### Input records
* * *
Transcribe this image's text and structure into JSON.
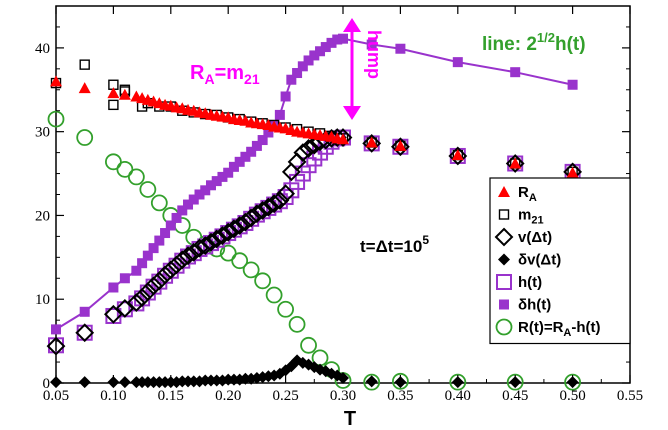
{
  "chart_data": {
    "type": "scatter",
    "xlabel": "T",
    "ylabel": "",
    "xlim": [
      0.05,
      0.55
    ],
    "ylim": [
      0,
      45
    ],
    "x_ticks": [
      "0.05",
      "0.10",
      "0.15",
      "0.20",
      "0.25",
      "0.30",
      "0.35",
      "0.40",
      "0.45",
      "0.50",
      "0.55"
    ],
    "y_ticks": [
      "0",
      "10",
      "20",
      "30",
      "40"
    ],
    "legend_position": "right",
    "colors": {
      "RA": "#ff0000",
      "m21": "#000000",
      "v": "#000000",
      "dv": "#000000",
      "h": "#9933cc",
      "dh": "#9933cc",
      "R": "#33a02c",
      "annotation_magenta": "#ff00ff",
      "annotation_green": "#33a02c"
    },
    "annotations": {
      "ra_label": "R",
      "ra_sub": "A",
      "ra_eq": "=m",
      "ra_eq_sub": "21",
      "hump": "hump",
      "line_label": "line: 2",
      "line_sup": "1/2",
      "line_label_end": "h(t)",
      "t_label": "t=Δt=10",
      "t_sup": "5"
    },
    "series": [
      {
        "name": "R_A",
        "legend_main": "R",
        "legend_sub": "A",
        "marker": "triangle-filled",
        "x": [
          0.05,
          0.075,
          0.1,
          0.11,
          0.12,
          0.125,
          0.13,
          0.135,
          0.14,
          0.145,
          0.15,
          0.155,
          0.16,
          0.165,
          0.17,
          0.175,
          0.18,
          0.185,
          0.19,
          0.195,
          0.2,
          0.205,
          0.21,
          0.215,
          0.22,
          0.225,
          0.23,
          0.235,
          0.24,
          0.245,
          0.25,
          0.255,
          0.26,
          0.265,
          0.27,
          0.275,
          0.28,
          0.285,
          0.29,
          0.295,
          0.3,
          0.325,
          0.35,
          0.4,
          0.45,
          0.5
        ],
        "y": [
          36.0,
          35.2,
          34.6,
          34.4,
          34.2,
          34.0,
          33.8,
          33.6,
          33.4,
          33.2,
          33.1,
          32.9,
          32.8,
          32.6,
          32.5,
          32.3,
          32.2,
          32.0,
          31.9,
          31.8,
          31.7,
          31.5,
          31.4,
          31.3,
          31.1,
          31.0,
          30.9,
          30.8,
          30.6,
          30.5,
          30.4,
          30.2,
          30.0,
          29.9,
          29.8,
          29.7,
          29.6,
          29.5,
          29.4,
          29.2,
          29.1,
          28.7,
          28.3,
          27.2,
          26.2,
          25.1
        ]
      },
      {
        "name": "m_21",
        "legend_main": "m",
        "legend_sub": "21",
        "marker": "square-open-small",
        "x": [
          0.05,
          0.075,
          0.1,
          0.1,
          0.11,
          0.11,
          0.125,
          0.13,
          0.14,
          0.15,
          0.16,
          0.17,
          0.18,
          0.19,
          0.2,
          0.21,
          0.22,
          0.23,
          0.24,
          0.25,
          0.26,
          0.27,
          0.28,
          0.29,
          0.3,
          0.325,
          0.35,
          0.4,
          0.45,
          0.5
        ],
        "y": [
          35.8,
          38.0,
          35.6,
          33.2,
          35.0,
          34.8,
          33.0,
          33.4,
          33.0,
          33.0,
          32.5,
          32.3,
          32.1,
          32.0,
          31.7,
          31.5,
          31.2,
          31.0,
          30.8,
          30.5,
          30.3,
          30.0,
          29.8,
          29.5,
          29.2,
          28.7,
          28.3,
          27.2,
          26.2,
          25.2
        ]
      },
      {
        "name": "v(Δt)",
        "legend_main": "v(Δt)",
        "marker": "diamond-open",
        "x": [
          0.05,
          0.075,
          0.1,
          0.11,
          0.12,
          0.125,
          0.13,
          0.135,
          0.14,
          0.145,
          0.15,
          0.155,
          0.16,
          0.165,
          0.17,
          0.175,
          0.18,
          0.185,
          0.19,
          0.195,
          0.2,
          0.205,
          0.21,
          0.215,
          0.22,
          0.225,
          0.23,
          0.235,
          0.24,
          0.245,
          0.25,
          0.255,
          0.26,
          0.265,
          0.27,
          0.275,
          0.28,
          0.285,
          0.29,
          0.295,
          0.3,
          0.325,
          0.35,
          0.4,
          0.45,
          0.5
        ],
        "y": [
          4.4,
          6.0,
          8.2,
          8.9,
          9.6,
          10.2,
          10.9,
          11.6,
          12.2,
          12.9,
          13.5,
          14.1,
          14.7,
          15.2,
          15.6,
          16.1,
          16.4,
          16.8,
          17.2,
          17.6,
          18.0,
          18.4,
          18.8,
          19.2,
          19.7,
          20.2,
          20.6,
          21.0,
          21.4,
          21.8,
          22.6,
          25.2,
          26.4,
          27.5,
          28.0,
          28.4,
          28.8,
          29.0,
          29.2,
          29.3,
          29.3,
          28.6,
          28.2,
          27.1,
          26.2,
          25.2
        ]
      },
      {
        "name": "δv(Δt)",
        "legend_main": "δv(Δt)",
        "marker": "diamond-filled",
        "x": [
          0.05,
          0.075,
          0.1,
          0.11,
          0.12,
          0.125,
          0.13,
          0.135,
          0.14,
          0.145,
          0.15,
          0.155,
          0.16,
          0.165,
          0.17,
          0.175,
          0.18,
          0.185,
          0.19,
          0.195,
          0.2,
          0.205,
          0.21,
          0.215,
          0.22,
          0.225,
          0.23,
          0.235,
          0.24,
          0.245,
          0.25,
          0.255,
          0.26,
          0.265,
          0.27,
          0.275,
          0.28,
          0.285,
          0.29,
          0.295,
          0.3,
          0.325,
          0.35,
          0.4,
          0.45,
          0.5
        ],
        "y": [
          0.1,
          0.1,
          0.1,
          0.1,
          0.1,
          0.1,
          0.1,
          0.1,
          0.1,
          0.1,
          0.1,
          0.1,
          0.2,
          0.2,
          0.2,
          0.2,
          0.3,
          0.3,
          0.3,
          0.3,
          0.4,
          0.4,
          0.4,
          0.5,
          0.5,
          0.6,
          0.7,
          0.8,
          0.9,
          1.1,
          1.5,
          2.0,
          2.7,
          2.4,
          2.2,
          1.9,
          1.6,
          1.4,
          1.1,
          0.9,
          0.6,
          0.2,
          0.1,
          0.1,
          0.1,
          0.1
        ]
      },
      {
        "name": "h(t)",
        "legend_main": "h(t)",
        "marker": "square-open-large",
        "x": [
          0.05,
          0.075,
          0.1,
          0.11,
          0.12,
          0.125,
          0.13,
          0.135,
          0.14,
          0.145,
          0.15,
          0.155,
          0.16,
          0.165,
          0.17,
          0.175,
          0.18,
          0.185,
          0.19,
          0.195,
          0.2,
          0.205,
          0.21,
          0.215,
          0.22,
          0.225,
          0.23,
          0.235,
          0.24,
          0.245,
          0.25,
          0.255,
          0.26,
          0.265,
          0.27,
          0.275,
          0.28,
          0.285,
          0.29,
          0.295,
          0.3,
          0.325,
          0.35,
          0.4,
          0.45,
          0.5
        ],
        "y": [
          4.5,
          6.0,
          8.0,
          8.8,
          9.5,
          10.1,
          10.8,
          11.5,
          12.1,
          12.8,
          13.4,
          14.0,
          14.6,
          15.1,
          15.5,
          16.0,
          16.3,
          16.7,
          17.1,
          17.5,
          17.9,
          18.3,
          18.7,
          19.1,
          19.6,
          20.1,
          20.5,
          20.9,
          21.3,
          21.7,
          22.2,
          23.0,
          24.0,
          25.0,
          26.0,
          26.8,
          27.5,
          28.2,
          28.8,
          29.2,
          29.3,
          28.6,
          28.2,
          27.1,
          26.2,
          25.2
        ]
      },
      {
        "name": "δh(t)",
        "legend_main": "δh(t)",
        "marker": "square-filled-line",
        "x": [
          0.05,
          0.075,
          0.1,
          0.11,
          0.12,
          0.125,
          0.13,
          0.135,
          0.14,
          0.145,
          0.15,
          0.155,
          0.16,
          0.165,
          0.17,
          0.175,
          0.18,
          0.185,
          0.19,
          0.195,
          0.2,
          0.205,
          0.21,
          0.215,
          0.22,
          0.225,
          0.23,
          0.235,
          0.24,
          0.245,
          0.25,
          0.255,
          0.26,
          0.265,
          0.27,
          0.275,
          0.28,
          0.285,
          0.29,
          0.295,
          0.3,
          0.325,
          0.35,
          0.4,
          0.45,
          0.5
        ],
        "y": [
          6.4,
          8.5,
          11.4,
          12.5,
          13.4,
          14.3,
          15.2,
          16.1,
          17.0,
          17.9,
          18.8,
          19.7,
          20.6,
          21.3,
          21.9,
          22.5,
          23.0,
          23.6,
          24.1,
          24.6,
          25.1,
          25.8,
          26.4,
          27.0,
          27.6,
          28.3,
          29.0,
          29.9,
          30.8,
          32.0,
          34.2,
          36.2,
          37.0,
          37.8,
          38.5,
          39.1,
          39.6,
          40.1,
          40.6,
          41.0,
          41.1,
          40.4,
          39.9,
          38.3,
          37.1,
          35.6
        ]
      },
      {
        "name": "R(t)=R_A-h(t)",
        "legend_main": "R(t)=R",
        "legend_sub": "A",
        "legend_end": "-h(t)",
        "marker": "circle-open",
        "x": [
          0.05,
          0.075,
          0.1,
          0.11,
          0.12,
          0.13,
          0.14,
          0.15,
          0.16,
          0.17,
          0.18,
          0.19,
          0.2,
          0.21,
          0.22,
          0.23,
          0.24,
          0.25,
          0.26,
          0.27,
          0.28,
          0.29,
          0.3,
          0.325,
          0.35,
          0.4,
          0.45,
          0.5
        ],
        "y": [
          31.5,
          29.3,
          26.4,
          25.5,
          24.6,
          23.1,
          21.5,
          20.0,
          18.8,
          17.4,
          16.6,
          16.0,
          15.5,
          14.6,
          13.5,
          12.2,
          10.5,
          8.8,
          7.0,
          4.5,
          3.0,
          1.6,
          0.3,
          0.1,
          0.2,
          0.1,
          0.1,
          0.1
        ]
      }
    ]
  }
}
* * *
Check each line above for the string "filled" and report how many lines have it, giving only the number.

3